▸ Your task: Put every line of the rows that follow into a numbered list, omitting blank lines and leaving the pictures out of your answer.

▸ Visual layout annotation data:
* BEGIN *
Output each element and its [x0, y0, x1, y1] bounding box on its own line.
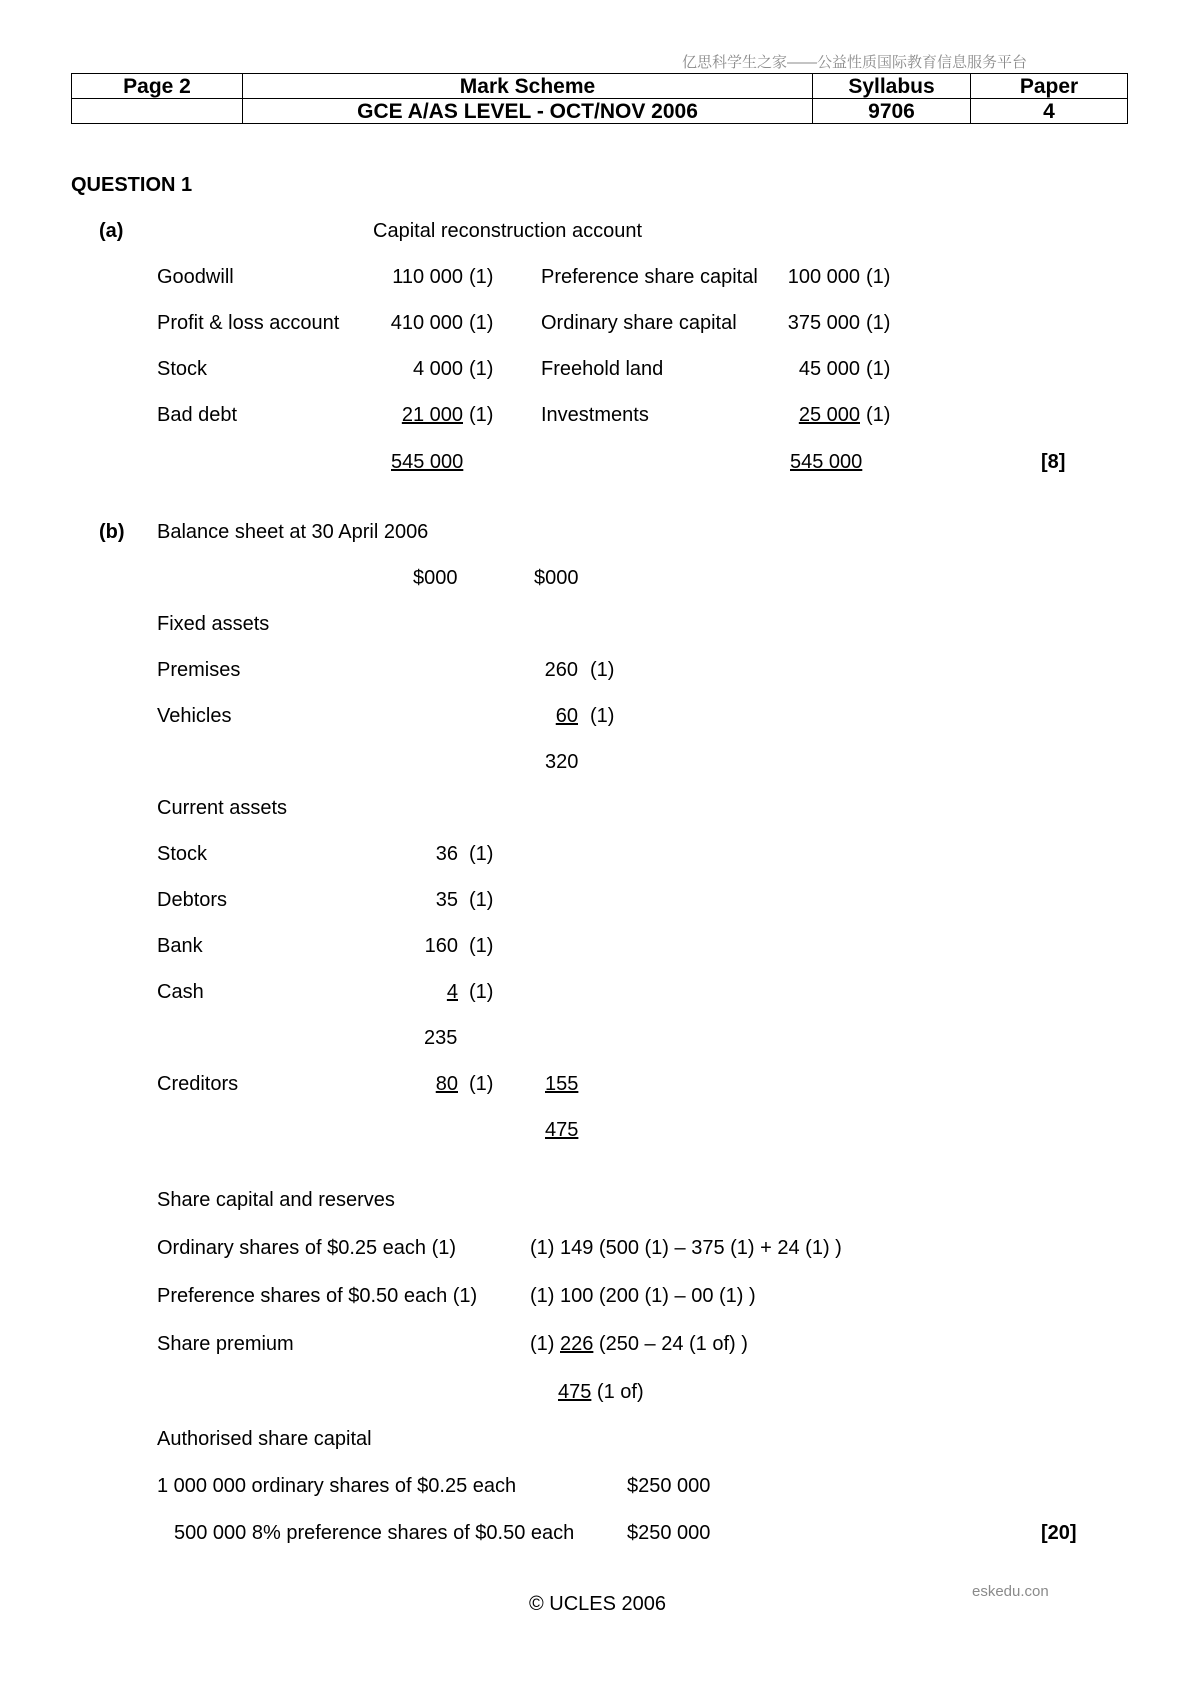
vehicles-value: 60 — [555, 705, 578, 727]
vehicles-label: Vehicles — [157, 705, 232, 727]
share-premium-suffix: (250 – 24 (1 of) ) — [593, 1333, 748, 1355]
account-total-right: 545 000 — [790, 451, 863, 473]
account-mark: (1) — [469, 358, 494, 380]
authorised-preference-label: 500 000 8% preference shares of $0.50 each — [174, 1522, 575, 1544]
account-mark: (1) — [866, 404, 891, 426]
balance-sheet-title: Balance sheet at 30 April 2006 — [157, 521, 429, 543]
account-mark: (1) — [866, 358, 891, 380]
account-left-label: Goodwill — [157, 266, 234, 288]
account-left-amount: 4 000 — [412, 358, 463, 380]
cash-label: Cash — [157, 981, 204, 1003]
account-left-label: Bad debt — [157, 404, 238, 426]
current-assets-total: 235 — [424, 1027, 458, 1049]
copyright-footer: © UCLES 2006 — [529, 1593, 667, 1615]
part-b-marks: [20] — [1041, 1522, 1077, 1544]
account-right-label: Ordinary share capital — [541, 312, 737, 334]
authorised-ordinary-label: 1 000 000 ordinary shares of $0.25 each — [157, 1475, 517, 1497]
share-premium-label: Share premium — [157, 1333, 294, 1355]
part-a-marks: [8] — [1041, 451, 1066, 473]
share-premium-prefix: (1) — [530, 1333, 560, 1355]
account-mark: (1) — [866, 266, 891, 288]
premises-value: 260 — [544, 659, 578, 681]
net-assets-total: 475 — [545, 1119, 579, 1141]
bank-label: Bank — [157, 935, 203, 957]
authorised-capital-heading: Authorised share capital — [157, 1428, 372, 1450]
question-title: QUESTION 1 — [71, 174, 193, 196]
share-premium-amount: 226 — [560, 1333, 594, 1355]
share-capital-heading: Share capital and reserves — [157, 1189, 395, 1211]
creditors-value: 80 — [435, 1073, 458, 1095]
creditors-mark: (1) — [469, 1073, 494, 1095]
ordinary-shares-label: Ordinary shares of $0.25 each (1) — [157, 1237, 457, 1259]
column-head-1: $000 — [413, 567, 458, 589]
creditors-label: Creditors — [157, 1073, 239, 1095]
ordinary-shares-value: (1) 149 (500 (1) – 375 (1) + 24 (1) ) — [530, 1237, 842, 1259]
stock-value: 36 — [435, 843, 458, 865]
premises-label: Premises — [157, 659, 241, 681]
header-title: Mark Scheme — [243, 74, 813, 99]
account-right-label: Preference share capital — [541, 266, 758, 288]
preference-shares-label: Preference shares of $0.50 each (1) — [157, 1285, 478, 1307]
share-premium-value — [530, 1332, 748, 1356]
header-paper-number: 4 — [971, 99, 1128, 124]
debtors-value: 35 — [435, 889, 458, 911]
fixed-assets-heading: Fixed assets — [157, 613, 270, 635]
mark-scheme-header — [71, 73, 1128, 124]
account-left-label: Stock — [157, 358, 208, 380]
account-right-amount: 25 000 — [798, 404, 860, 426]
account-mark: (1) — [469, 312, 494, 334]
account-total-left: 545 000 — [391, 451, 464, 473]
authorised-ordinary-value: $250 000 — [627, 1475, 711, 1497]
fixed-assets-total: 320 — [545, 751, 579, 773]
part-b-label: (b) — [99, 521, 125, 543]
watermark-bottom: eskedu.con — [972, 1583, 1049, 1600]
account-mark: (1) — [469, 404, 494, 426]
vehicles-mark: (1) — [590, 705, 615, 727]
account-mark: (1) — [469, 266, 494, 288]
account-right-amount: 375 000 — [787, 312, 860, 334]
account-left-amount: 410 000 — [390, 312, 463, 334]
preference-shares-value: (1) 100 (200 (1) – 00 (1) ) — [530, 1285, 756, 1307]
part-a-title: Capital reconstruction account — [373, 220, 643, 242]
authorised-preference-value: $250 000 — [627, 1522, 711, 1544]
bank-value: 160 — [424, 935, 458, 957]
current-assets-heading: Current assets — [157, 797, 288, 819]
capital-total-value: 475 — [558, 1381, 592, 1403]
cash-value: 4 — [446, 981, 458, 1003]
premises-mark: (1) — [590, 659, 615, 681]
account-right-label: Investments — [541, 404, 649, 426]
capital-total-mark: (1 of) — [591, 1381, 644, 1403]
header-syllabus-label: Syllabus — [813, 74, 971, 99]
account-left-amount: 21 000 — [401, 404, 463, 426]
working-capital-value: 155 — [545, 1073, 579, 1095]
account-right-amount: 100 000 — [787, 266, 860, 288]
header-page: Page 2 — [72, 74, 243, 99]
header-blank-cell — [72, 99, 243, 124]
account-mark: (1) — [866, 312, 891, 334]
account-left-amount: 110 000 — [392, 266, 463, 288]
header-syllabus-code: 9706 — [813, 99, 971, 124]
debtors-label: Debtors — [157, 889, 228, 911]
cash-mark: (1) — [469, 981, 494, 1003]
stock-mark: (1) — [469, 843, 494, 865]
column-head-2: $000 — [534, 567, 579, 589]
* END *
▸ Task response:
1. Output each element and its [x0, y0, x1, y1] bounding box on its own line.
2. vehicles-value: 60 — [555, 705, 578, 727]
3. vehicles-label: Vehicles — [157, 705, 232, 727]
4. share-premium-suffix: (250 – 24 (1 of) ) — [593, 1333, 748, 1355]
5. account-total-right: 545 000 — [790, 451, 863, 473]
6. account-mark: (1) — [469, 358, 494, 380]
7. authorised-preference-label: 500 000 8% preference shares of $0.50 each — [174, 1522, 575, 1544]
8. account-mark: (1) — [866, 404, 891, 426]
9. balance-sheet-title: Balance sheet at 30 April 2006 — [157, 521, 429, 543]
10. account-mark: (1) — [866, 358, 891, 380]
11. account-left-label: Goodwill — [157, 266, 234, 288]
12. account-left-amount: 4 000 — [412, 358, 463, 380]
13. cash-label: Cash — [157, 981, 204, 1003]
14. account-left-label: Bad debt — [157, 404, 238, 426]
15. current-assets-total: 235 — [424, 1027, 458, 1049]
16. copyright-footer: © UCLES 2006 — [529, 1593, 667, 1615]
17. part-b-marks: [20] — [1041, 1522, 1077, 1544]
18. account-right-label: Ordinary share capital — [541, 312, 737, 334]
19. authorised-ordinary-label: 1 000 000 ordinary shares of $0.25 each — [157, 1475, 517, 1497]
20. share-premium-label: Share premium — [157, 1333, 294, 1355]
21. part-a-marks: [8] — [1041, 451, 1066, 473]
22. share-premium-prefix: (1) — [530, 1333, 560, 1355]
23. account-mark: (1) — [866, 266, 891, 288]
24. premises-value: 260 — [544, 659, 578, 681]
25. net-assets-total: 475 — [545, 1119, 579, 1141]
26. bank-label: Bank — [157, 935, 203, 957]
27. authorised-capital-heading: Authorised share capital — [157, 1428, 372, 1450]
28. question-title: QUESTION 1 — [71, 174, 193, 196]
29. share-premium-amount: 226 — [560, 1333, 594, 1355]
30. share-capital-heading: Share capital and reserves — [157, 1189, 395, 1211]
31. creditors-value: 80 — [435, 1073, 458, 1095]
32. creditors-mark: (1) — [469, 1073, 494, 1095]
33. ordinary-shares-label: Ordinary shares of $0.25 each (1) — [157, 1237, 457, 1259]
34. column-head-1: $000 — [413, 567, 458, 589]
35. creditors-label: Creditors — [157, 1073, 239, 1095]
36. ordinary-shares-value: (1) 149 (500 (1) – 375 (1) + 24 (1) ) — [530, 1237, 842, 1259]
37. stock-value: 36 — [435, 843, 458, 865]
38. premises-label: Premises — [157, 659, 241, 681]
39. header-title: Mark Scheme — [243, 74, 813, 99]
40. account-right-label: Preference share capital — [541, 266, 758, 288]
41. preference-shares-label: Preference shares of $0.50 each (1) — [157, 1285, 478, 1307]
42. share-premium-value — [530, 1332, 748, 1356]
43. header-paper-number: 4 — [971, 99, 1128, 124]
44. debtors-value: 35 — [435, 889, 458, 911]
45. fixed-assets-heading: Fixed assets — [157, 613, 270, 635]
46. mark-scheme-header — [71, 73, 1128, 124]
47. account-left-label: Stock — [157, 358, 208, 380]
48. account-right-amount: 25 000 — [798, 404, 860, 426]
49. account-mark: (1) — [469, 312, 494, 334]
50. account-total-left: 545 000 — [391, 451, 464, 473]
51. authorised-ordinary-value: $250 000 — [627, 1475, 711, 1497]
52. fixed-assets-total: 320 — [545, 751, 579, 773]
53. part-b-label: (b) — [99, 521, 125, 543]
54. watermark-bottom: eskedu.con — [972, 1583, 1049, 1600]
55. account-mark: (1) — [469, 404, 494, 426]
56. vehicles-mark: (1) — [590, 705, 615, 727]
57. account-mark: (1) — [469, 266, 494, 288]
58. account-right-amount: 375 000 — [787, 312, 860, 334]
59. account-left-amount: 410 000 — [390, 312, 463, 334]
60. preference-shares-value: (1) 100 (200 (1) – 00 (1) ) — [530, 1285, 756, 1307]
61. part-a-title: Capital reconstruction account — [373, 220, 643, 242]
62. authorised-preference-value: $250 000 — [627, 1522, 711, 1544]
63. bank-value: 160 — [424, 935, 458, 957]
64. current-assets-heading: Current assets — [157, 797, 288, 819]
65. capital-total-value: 475 — [558, 1381, 592, 1403]
66. cash-value: 4 — [446, 981, 458, 1003]
67. premises-mark: (1) — [590, 659, 615, 681]
68. account-right-label: Investments — [541, 404, 649, 426]
69. capital-total-mark: (1 of) — [591, 1381, 644, 1403]
70. header-syllabus-label: Syllabus — [813, 74, 971, 99]
71. account-left-amount: 21 000 — [401, 404, 463, 426]
72. working-capital-value: 155 — [545, 1073, 579, 1095]
73. account-right-amount: 100 000 — [787, 266, 860, 288]
74. header-page: Page 2 — [72, 74, 243, 99]
75. header-blank-cell — [72, 99, 243, 124]
76. account-mark: (1) — [866, 312, 891, 334]
77. account-left-amount: 110 000 — [392, 266, 463, 288]
78. header-syllabus-code: 9706 — [813, 99, 971, 124]
79. debtors-label: Debtors — [157, 889, 228, 911]
80. cash-mark: (1) — [469, 981, 494, 1003]
81. stock-mark: (1) — [469, 843, 494, 865]
82. column-head-2: $000 — [534, 567, 579, 589]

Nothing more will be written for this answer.